WHAT IS EXPECTED ▸
Copy every line of the data in which the word "this" occurs.

DATA RECORDS start

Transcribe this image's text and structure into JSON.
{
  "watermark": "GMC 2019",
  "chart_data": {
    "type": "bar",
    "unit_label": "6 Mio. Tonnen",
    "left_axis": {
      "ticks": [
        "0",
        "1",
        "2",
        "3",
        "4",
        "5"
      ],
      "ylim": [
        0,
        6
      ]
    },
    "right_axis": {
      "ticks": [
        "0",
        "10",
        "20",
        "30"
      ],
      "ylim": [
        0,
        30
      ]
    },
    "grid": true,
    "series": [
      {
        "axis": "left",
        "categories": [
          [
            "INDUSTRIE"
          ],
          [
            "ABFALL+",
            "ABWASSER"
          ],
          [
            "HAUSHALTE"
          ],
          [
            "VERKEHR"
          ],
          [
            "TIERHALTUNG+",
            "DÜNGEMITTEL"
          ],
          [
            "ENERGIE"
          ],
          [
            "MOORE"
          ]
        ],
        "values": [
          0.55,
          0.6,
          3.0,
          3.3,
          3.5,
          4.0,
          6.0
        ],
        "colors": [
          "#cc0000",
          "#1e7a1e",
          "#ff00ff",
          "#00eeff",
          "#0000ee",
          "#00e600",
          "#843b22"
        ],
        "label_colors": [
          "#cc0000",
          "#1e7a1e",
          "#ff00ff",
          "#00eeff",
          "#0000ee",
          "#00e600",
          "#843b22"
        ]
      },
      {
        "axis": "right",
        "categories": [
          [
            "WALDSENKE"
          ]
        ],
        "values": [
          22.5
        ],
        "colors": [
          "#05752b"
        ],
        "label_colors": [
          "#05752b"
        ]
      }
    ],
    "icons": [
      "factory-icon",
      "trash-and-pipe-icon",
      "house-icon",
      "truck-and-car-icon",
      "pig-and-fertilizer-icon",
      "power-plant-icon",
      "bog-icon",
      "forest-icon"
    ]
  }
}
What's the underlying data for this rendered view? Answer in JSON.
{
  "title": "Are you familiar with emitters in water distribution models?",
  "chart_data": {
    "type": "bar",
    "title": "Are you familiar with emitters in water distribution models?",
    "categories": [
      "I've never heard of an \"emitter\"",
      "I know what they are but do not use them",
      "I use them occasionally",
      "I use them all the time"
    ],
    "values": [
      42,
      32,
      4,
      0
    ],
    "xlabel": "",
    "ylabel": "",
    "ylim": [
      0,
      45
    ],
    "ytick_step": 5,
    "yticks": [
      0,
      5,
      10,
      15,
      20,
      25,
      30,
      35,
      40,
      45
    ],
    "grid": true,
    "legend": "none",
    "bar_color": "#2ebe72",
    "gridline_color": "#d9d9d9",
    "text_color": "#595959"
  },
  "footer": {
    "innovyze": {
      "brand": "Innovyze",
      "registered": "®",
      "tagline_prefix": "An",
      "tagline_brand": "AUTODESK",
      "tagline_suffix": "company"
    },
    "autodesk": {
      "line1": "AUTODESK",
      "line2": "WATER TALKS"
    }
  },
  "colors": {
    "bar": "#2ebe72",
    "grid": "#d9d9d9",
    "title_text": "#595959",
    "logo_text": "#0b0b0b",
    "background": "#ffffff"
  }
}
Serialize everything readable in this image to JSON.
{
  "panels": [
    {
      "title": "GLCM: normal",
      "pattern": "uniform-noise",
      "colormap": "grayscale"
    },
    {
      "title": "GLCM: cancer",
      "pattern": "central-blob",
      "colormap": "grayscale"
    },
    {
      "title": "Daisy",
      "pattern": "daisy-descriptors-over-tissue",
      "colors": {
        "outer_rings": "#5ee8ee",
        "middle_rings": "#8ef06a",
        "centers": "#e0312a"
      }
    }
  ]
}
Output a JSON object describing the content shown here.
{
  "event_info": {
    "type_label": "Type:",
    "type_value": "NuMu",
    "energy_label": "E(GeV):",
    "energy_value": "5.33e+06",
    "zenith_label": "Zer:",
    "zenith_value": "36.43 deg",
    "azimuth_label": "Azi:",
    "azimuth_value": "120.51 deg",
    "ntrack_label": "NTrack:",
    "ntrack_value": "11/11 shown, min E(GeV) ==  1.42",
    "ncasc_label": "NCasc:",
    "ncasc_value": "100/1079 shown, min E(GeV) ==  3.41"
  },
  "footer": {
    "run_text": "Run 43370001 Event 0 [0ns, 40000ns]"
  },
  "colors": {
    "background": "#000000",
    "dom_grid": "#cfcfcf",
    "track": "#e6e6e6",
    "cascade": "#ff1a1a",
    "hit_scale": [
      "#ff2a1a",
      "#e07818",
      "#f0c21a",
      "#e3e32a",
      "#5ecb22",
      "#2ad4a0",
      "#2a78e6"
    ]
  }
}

DATA RECORDS end

OUTPUT ▸
Transcribe this image's text and structure into JSON.
What's the underlying data for this rendered view? Answer in JSON.
Serialize everything readable in this image to JSON.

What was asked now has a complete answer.